Instruction - Rewrite the rows below so that every "data-point" becomes "point" and nothing else changes. Leave the pictures out.
####################
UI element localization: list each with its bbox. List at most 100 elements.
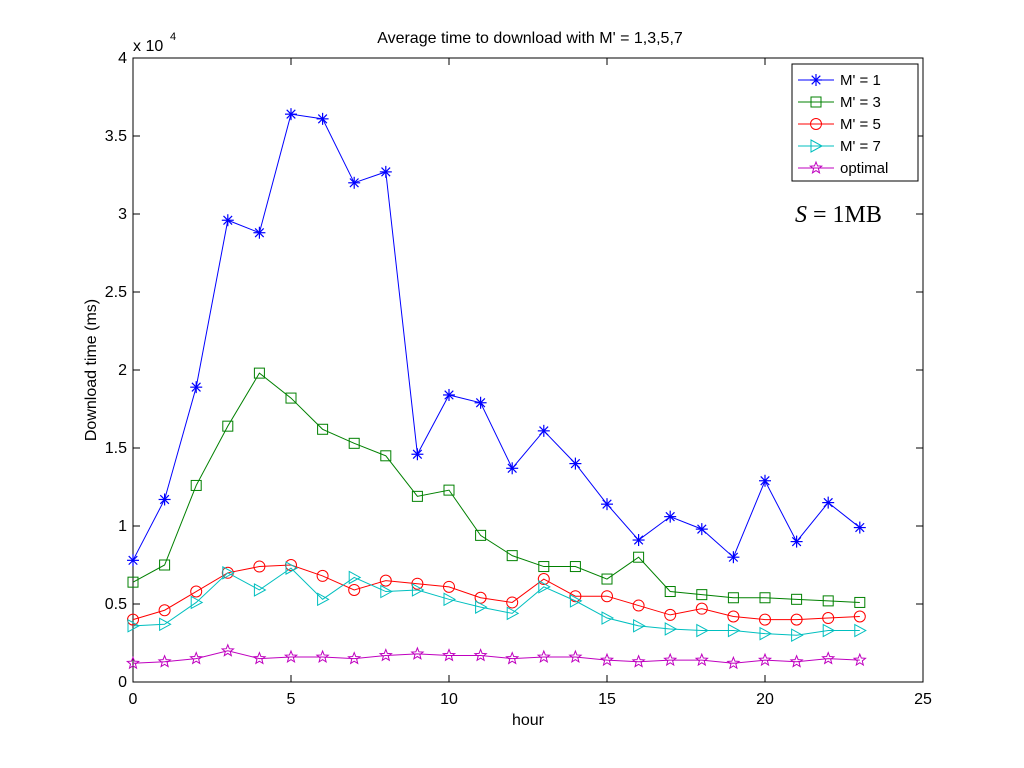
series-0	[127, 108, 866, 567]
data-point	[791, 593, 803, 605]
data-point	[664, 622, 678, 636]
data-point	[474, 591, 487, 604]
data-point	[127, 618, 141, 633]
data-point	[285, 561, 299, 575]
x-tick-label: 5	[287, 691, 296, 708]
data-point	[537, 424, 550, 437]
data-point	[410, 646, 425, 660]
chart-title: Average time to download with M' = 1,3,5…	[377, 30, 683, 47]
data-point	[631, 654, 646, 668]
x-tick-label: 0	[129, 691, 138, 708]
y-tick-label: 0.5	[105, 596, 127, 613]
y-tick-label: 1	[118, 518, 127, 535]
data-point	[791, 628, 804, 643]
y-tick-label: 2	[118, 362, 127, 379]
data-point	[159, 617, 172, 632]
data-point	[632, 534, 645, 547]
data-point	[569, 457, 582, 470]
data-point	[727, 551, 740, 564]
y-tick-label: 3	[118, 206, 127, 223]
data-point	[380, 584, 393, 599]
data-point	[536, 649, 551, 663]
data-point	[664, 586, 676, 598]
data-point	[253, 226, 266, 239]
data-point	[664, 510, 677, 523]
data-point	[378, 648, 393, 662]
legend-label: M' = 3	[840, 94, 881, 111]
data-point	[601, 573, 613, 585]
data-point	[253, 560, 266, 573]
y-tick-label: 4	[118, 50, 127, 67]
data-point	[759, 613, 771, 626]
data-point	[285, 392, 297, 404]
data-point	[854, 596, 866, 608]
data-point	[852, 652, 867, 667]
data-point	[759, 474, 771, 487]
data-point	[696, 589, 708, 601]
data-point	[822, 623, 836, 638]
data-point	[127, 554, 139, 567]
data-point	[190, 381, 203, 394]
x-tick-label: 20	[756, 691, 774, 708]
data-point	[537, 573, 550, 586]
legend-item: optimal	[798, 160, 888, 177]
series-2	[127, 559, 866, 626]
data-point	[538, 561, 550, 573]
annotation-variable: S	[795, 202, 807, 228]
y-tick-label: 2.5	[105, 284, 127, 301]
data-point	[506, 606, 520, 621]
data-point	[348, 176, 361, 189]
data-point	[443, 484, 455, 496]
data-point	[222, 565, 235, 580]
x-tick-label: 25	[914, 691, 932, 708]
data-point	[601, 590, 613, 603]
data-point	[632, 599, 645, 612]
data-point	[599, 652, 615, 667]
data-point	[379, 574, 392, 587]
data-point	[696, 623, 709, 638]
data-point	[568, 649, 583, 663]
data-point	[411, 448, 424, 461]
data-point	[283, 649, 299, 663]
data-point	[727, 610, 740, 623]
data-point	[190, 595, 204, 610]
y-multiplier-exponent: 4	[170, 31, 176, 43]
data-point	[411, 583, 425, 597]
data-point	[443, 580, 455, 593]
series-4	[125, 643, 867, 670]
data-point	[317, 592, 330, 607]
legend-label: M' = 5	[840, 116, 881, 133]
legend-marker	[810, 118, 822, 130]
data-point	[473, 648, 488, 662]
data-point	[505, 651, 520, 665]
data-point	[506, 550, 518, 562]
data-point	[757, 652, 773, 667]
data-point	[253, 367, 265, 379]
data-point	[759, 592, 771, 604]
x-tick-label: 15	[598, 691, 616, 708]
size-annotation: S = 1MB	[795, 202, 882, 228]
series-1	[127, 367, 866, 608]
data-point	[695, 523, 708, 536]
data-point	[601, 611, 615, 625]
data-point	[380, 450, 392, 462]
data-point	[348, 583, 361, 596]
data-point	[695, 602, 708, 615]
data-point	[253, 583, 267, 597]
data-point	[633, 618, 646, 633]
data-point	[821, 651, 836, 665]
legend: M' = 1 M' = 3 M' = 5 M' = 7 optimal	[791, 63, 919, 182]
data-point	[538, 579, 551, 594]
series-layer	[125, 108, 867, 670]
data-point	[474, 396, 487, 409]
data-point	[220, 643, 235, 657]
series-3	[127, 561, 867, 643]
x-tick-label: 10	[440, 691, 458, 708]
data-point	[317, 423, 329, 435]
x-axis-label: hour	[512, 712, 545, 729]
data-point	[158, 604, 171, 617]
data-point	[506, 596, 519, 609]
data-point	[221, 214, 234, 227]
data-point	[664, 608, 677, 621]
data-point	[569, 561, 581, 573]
####################
The result -
UI element localization: list each with its bbox. List at most 100 elements.
series-0	[127, 108, 866, 567]
point	[791, 593, 803, 605]
point	[664, 622, 678, 636]
point	[474, 591, 487, 604]
point	[127, 618, 141, 633]
point	[285, 561, 299, 575]
x-tick-label: 5	[287, 691, 296, 708]
point	[537, 424, 550, 437]
point	[410, 646, 425, 660]
chart-title: Average time to download with M' = 1,3,5…	[377, 30, 683, 47]
point	[631, 654, 646, 668]
x-tick-label: 0	[129, 691, 138, 708]
y-tick-label: 0.5	[105, 596, 127, 613]
y-tick-label: 1	[118, 518, 127, 535]
point	[791, 628, 804, 643]
y-tick-label: 2	[118, 362, 127, 379]
point	[159, 617, 172, 632]
point	[632, 534, 645, 547]
point	[569, 457, 582, 470]
point	[727, 551, 740, 564]
y-tick-label: 3	[118, 206, 127, 223]
point	[380, 584, 393, 599]
point	[536, 649, 551, 663]
point	[664, 586, 676, 598]
point	[253, 226, 266, 239]
point	[664, 510, 677, 523]
point	[378, 648, 393, 662]
legend-label: M' = 3	[840, 94, 881, 111]
point	[601, 573, 613, 585]
point	[253, 560, 266, 573]
y-tick-label: 4	[118, 50, 127, 67]
point	[759, 613, 771, 626]
point	[285, 392, 297, 404]
point	[854, 596, 866, 608]
point	[852, 652, 867, 667]
point	[759, 474, 771, 487]
point	[696, 589, 708, 601]
point	[822, 623, 836, 638]
point	[127, 554, 139, 567]
point	[190, 381, 203, 394]
x-tick-label: 20	[756, 691, 774, 708]
point	[537, 573, 550, 586]
legend-item: optimal	[798, 160, 888, 177]
series-2	[127, 559, 866, 626]
point	[538, 561, 550, 573]
annotation-variable: S	[795, 202, 807, 228]
y-tick-label: 2.5	[105, 284, 127, 301]
point	[506, 606, 520, 621]
point	[348, 176, 361, 189]
point	[443, 484, 455, 496]
point	[222, 565, 235, 580]
x-tick-label: 25	[914, 691, 932, 708]
point	[601, 590, 613, 603]
point	[632, 599, 645, 612]
point	[599, 652, 615, 667]
point	[379, 574, 392, 587]
point	[696, 623, 709, 638]
point	[568, 649, 583, 663]
point	[411, 448, 424, 461]
point	[283, 649, 299, 663]
point	[727, 610, 740, 623]
point	[190, 595, 204, 610]
y-multiplier-exponent: 4	[170, 31, 176, 43]
point	[411, 583, 425, 597]
point	[443, 580, 455, 593]
series-4	[125, 643, 867, 670]
point	[317, 592, 330, 607]
legend-label: M' = 5	[840, 116, 881, 133]
legend-marker	[810, 118, 822, 130]
point	[473, 648, 488, 662]
point	[505, 651, 520, 665]
point	[506, 550, 518, 562]
point	[757, 652, 773, 667]
point	[253, 367, 265, 379]
point	[759, 592, 771, 604]
x-tick-label: 15	[598, 691, 616, 708]
size-annotation: S = 1MB	[795, 202, 882, 228]
series-1	[127, 367, 866, 608]
point	[695, 523, 708, 536]
point	[601, 611, 615, 625]
point	[380, 450, 392, 462]
point	[348, 583, 361, 596]
point	[695, 602, 708, 615]
point	[253, 583, 267, 597]
point	[633, 618, 646, 633]
point	[821, 651, 836, 665]
legend: M' = 1 M' = 3 M' = 5 M' = 7 optimal	[791, 63, 919, 182]
point	[538, 579, 551, 594]
series-layer	[125, 108, 867, 670]
point	[474, 396, 487, 409]
point	[220, 643, 235, 657]
series-3	[127, 561, 867, 643]
x-tick-label: 10	[440, 691, 458, 708]
point	[317, 423, 329, 435]
x-axis-label: hour	[512, 712, 545, 729]
point	[158, 604, 171, 617]
point	[506, 596, 519, 609]
point	[221, 214, 234, 227]
point	[664, 608, 677, 621]
point	[569, 561, 581, 573]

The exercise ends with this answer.